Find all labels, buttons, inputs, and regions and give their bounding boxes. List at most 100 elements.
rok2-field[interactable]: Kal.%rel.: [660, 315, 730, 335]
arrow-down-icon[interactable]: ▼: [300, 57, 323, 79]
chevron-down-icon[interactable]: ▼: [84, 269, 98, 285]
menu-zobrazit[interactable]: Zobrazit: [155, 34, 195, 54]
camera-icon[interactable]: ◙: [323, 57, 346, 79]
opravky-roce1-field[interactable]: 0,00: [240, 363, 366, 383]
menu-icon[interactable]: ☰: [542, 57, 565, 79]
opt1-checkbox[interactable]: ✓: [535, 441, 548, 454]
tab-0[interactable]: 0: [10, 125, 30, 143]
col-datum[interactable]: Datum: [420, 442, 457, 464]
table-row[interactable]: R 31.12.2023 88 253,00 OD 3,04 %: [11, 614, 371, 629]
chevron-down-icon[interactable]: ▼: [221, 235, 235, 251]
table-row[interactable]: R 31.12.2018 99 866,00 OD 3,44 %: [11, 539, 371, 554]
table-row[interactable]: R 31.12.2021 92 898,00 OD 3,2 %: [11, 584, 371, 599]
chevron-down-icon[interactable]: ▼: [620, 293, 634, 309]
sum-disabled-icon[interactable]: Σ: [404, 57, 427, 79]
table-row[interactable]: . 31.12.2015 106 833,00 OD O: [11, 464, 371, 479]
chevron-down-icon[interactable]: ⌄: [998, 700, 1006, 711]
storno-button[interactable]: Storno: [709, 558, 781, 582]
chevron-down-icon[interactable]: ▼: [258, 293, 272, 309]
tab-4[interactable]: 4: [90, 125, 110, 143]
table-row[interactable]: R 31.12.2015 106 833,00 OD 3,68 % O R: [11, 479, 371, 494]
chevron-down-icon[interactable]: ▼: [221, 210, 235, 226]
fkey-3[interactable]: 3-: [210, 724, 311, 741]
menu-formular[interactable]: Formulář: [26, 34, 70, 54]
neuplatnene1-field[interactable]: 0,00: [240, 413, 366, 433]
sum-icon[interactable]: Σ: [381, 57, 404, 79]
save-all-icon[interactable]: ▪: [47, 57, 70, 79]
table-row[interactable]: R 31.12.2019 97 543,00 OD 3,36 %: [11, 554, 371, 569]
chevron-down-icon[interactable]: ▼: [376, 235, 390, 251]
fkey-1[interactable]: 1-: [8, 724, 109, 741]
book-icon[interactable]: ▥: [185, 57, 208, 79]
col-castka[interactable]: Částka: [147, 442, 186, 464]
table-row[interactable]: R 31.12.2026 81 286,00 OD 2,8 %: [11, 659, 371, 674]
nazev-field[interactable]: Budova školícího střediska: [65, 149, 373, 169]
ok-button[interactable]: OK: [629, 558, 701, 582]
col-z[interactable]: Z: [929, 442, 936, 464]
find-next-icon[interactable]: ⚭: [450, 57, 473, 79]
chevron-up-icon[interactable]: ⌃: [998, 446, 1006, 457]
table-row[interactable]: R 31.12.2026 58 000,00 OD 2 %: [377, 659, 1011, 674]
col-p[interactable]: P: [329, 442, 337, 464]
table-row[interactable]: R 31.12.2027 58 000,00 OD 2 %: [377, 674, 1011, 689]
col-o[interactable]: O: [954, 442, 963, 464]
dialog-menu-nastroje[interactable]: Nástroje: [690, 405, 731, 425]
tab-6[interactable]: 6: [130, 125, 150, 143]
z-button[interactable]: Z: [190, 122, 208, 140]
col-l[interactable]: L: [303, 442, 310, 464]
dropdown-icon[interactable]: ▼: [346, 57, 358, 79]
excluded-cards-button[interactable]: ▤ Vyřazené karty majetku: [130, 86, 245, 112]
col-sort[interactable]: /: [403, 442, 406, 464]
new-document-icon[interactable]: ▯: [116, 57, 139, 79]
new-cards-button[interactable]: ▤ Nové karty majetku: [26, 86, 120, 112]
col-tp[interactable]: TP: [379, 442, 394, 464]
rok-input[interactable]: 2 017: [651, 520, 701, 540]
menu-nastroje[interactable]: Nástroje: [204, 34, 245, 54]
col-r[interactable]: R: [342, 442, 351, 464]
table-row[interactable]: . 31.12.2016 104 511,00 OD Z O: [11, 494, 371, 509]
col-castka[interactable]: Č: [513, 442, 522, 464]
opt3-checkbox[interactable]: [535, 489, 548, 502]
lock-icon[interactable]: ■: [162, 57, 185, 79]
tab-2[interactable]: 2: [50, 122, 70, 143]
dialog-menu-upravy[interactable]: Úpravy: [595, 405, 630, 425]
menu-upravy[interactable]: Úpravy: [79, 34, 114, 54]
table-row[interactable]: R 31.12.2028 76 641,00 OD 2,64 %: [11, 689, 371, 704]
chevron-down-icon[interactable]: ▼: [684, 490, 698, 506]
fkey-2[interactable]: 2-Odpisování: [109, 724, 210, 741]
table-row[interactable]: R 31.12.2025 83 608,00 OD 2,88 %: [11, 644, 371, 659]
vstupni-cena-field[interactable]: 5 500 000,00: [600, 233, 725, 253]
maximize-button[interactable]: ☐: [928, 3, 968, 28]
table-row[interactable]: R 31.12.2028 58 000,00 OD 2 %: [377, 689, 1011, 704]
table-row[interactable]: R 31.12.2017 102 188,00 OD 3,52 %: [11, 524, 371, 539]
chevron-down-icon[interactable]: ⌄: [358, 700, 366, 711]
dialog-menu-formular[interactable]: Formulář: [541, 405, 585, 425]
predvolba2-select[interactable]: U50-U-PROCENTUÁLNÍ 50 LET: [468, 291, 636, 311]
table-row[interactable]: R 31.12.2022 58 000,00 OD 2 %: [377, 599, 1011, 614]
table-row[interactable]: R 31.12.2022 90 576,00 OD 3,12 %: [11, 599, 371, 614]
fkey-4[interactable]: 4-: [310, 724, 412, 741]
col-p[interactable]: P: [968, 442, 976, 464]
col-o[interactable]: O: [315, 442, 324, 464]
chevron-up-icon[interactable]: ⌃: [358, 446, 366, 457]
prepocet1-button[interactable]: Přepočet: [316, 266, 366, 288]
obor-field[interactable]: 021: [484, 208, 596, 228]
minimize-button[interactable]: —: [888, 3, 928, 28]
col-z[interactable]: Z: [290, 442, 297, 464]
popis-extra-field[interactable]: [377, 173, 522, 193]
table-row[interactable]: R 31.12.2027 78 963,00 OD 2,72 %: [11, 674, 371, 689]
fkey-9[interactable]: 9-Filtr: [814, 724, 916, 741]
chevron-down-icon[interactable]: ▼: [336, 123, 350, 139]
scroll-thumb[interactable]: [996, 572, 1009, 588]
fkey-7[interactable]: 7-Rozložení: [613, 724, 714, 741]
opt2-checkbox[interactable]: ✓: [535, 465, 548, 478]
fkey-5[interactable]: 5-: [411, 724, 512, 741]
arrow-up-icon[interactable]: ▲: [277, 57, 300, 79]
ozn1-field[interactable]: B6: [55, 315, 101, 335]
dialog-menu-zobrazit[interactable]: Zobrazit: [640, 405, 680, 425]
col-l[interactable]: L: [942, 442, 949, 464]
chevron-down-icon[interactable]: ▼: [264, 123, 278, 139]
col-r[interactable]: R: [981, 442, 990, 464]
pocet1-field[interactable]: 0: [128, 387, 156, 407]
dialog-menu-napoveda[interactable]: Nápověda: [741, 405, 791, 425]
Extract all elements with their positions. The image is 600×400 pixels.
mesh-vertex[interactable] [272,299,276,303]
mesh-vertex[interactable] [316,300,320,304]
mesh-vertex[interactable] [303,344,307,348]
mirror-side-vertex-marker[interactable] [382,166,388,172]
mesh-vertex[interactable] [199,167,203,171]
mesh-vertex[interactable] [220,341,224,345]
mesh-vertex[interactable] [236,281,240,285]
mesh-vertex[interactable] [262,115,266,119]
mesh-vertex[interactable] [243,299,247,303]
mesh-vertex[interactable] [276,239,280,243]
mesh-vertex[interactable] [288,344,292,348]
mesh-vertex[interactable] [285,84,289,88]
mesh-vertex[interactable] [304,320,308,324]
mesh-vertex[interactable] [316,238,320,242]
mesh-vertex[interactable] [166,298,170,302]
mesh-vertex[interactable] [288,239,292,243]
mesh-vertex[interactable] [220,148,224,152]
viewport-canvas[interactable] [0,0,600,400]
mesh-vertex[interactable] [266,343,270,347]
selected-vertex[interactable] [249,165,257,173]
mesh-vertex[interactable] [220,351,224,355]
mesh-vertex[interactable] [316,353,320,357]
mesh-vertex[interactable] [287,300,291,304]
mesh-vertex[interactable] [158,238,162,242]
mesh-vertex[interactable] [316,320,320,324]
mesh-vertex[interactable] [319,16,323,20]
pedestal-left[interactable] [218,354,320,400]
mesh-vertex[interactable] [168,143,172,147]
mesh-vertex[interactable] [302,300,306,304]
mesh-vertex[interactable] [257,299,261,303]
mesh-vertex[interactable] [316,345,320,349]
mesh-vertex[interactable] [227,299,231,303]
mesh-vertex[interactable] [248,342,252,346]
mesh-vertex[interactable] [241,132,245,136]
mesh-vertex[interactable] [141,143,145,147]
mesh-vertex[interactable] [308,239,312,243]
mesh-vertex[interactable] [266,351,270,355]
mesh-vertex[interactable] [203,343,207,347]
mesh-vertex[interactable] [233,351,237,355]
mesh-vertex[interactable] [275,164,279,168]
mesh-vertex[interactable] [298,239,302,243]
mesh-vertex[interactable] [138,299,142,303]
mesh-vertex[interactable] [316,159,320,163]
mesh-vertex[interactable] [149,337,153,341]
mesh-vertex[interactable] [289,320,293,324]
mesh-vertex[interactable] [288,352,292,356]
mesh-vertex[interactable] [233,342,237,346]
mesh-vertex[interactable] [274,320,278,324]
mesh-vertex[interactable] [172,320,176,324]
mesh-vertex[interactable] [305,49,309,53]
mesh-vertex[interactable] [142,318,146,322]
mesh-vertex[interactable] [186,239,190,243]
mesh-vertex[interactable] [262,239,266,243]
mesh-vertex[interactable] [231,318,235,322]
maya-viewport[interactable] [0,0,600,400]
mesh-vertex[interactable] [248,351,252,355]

++++++

■ REQUIREMENTS
Please convert the material into a numbered list, starting with its first line and going on through the line containing "chevron-down-icon[interactable]: ▼: [221, 235, 235, 251]", including both ends. Leave out any blank lines and everything after that point.

■ IN RESPONSE
1. Find all labels, buttons, inputs, and regions and give their bounding boxes. List at most 100 elements.
2. rok2-field[interactable]: Kal.%rel.: [660, 315, 730, 335]
3. arrow-down-icon[interactable]: ▼: [300, 57, 323, 79]
4. chevron-down-icon[interactable]: ▼: [84, 269, 98, 285]
5. menu-zobrazit[interactable]: Zobrazit: [155, 34, 195, 54]
6. camera-icon[interactable]: ◙: [323, 57, 346, 79]
7. opravky-roce1-field[interactable]: 0,00: [240, 363, 366, 383]
8. menu-icon[interactable]: ☰: [542, 57, 565, 79]
9. opt1-checkbox[interactable]: ✓: [535, 441, 548, 454]
10. tab-0[interactable]: 0: [10, 125, 30, 143]
11. col-datum[interactable]: Datum: [420, 442, 457, 464]
12. table-row[interactable]: R 31.12.2023 88 253,00 OD 3,04 %: [11, 614, 371, 629]
13. chevron-down-icon[interactable]: ▼: [221, 235, 235, 251]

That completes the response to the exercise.